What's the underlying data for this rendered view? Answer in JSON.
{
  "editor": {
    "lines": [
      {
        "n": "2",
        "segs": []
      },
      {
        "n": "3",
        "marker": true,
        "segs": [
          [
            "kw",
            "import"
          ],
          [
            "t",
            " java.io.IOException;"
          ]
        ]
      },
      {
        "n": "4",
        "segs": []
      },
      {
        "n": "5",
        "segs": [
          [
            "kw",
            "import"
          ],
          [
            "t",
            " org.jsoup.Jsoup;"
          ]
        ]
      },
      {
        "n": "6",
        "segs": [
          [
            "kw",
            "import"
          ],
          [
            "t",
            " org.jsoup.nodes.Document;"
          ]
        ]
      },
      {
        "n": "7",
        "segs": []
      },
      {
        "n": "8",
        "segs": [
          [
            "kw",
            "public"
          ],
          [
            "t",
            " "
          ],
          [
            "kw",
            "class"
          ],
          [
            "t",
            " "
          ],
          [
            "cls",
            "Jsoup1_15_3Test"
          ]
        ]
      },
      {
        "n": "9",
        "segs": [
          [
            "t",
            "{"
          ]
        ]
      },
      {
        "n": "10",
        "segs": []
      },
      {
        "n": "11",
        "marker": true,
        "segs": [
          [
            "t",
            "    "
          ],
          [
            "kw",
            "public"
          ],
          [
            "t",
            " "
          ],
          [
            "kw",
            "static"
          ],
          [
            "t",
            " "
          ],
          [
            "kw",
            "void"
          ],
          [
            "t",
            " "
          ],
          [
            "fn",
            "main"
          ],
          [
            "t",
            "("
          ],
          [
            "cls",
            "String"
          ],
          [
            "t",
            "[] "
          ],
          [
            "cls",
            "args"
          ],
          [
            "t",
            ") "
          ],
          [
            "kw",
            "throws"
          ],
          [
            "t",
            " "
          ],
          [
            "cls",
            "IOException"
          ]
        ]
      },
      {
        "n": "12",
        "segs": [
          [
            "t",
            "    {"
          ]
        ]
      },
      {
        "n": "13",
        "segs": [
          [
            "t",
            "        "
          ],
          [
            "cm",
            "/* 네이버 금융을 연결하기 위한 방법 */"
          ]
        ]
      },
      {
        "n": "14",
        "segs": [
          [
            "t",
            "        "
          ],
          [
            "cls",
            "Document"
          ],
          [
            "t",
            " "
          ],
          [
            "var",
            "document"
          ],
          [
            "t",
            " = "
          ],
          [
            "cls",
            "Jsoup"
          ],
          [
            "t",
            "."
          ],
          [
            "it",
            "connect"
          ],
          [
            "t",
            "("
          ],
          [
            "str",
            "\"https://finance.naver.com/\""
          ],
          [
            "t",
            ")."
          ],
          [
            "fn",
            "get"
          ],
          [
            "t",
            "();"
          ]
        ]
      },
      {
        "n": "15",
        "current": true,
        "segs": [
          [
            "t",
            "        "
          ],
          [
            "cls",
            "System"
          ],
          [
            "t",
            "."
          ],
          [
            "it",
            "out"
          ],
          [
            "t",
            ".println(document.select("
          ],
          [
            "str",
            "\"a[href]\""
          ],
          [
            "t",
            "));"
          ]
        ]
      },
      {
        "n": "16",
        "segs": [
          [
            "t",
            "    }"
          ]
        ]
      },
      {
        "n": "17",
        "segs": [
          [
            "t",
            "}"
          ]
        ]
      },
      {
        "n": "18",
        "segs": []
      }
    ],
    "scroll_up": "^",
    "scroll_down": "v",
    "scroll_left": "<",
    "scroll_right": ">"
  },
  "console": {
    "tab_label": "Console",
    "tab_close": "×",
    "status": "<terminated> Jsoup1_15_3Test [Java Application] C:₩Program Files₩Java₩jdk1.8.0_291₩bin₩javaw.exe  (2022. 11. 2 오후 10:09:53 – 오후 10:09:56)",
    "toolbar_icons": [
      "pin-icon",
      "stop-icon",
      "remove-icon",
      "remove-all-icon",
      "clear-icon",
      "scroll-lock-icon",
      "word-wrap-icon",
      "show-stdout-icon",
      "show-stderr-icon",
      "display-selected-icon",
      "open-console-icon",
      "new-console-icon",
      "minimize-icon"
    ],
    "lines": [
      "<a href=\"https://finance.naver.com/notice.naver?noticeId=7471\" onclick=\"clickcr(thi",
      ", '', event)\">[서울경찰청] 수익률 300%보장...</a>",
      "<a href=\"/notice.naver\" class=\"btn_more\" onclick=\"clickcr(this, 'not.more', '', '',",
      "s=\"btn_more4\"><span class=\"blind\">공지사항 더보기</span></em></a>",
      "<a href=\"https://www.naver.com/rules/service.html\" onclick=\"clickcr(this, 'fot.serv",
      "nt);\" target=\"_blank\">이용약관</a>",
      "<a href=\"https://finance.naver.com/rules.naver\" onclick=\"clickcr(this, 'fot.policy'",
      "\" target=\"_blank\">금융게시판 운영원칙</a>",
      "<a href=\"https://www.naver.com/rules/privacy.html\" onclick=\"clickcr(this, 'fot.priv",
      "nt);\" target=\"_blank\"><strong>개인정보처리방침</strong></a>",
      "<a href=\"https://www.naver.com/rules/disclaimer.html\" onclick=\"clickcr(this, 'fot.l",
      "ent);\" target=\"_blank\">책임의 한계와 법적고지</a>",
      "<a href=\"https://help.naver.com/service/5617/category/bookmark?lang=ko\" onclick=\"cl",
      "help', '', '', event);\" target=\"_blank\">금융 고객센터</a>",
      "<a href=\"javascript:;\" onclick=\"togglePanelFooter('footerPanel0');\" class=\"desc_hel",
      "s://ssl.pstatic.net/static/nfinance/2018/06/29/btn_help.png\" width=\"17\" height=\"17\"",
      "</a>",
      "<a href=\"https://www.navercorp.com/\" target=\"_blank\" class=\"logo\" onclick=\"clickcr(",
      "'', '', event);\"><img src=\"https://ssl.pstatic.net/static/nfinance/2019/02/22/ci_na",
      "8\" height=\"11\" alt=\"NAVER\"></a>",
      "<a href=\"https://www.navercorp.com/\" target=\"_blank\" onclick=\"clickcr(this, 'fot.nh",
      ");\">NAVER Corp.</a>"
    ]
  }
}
══════
Check each line above for the word "class" and copy the ones that have it.

Solution for this task:
            "class"
      "<a href=\"/notice.naver\" class=\"btn_more\" onclick=\"clickcr(this, 'not.more', '', '',",
      "s=\"btn_more4\"><span class=\"blind\">공지사항 더보기</span></em></a>",
      "<a href=\"javascript:;\" onclick=\"togglePanelFooter('footerPanel0');\" class=\"desc_hel",
      "<a href=\"https://www.navercorp.com/\" target=\"_blank\" class=\"logo\" onclick=\"clickcr(",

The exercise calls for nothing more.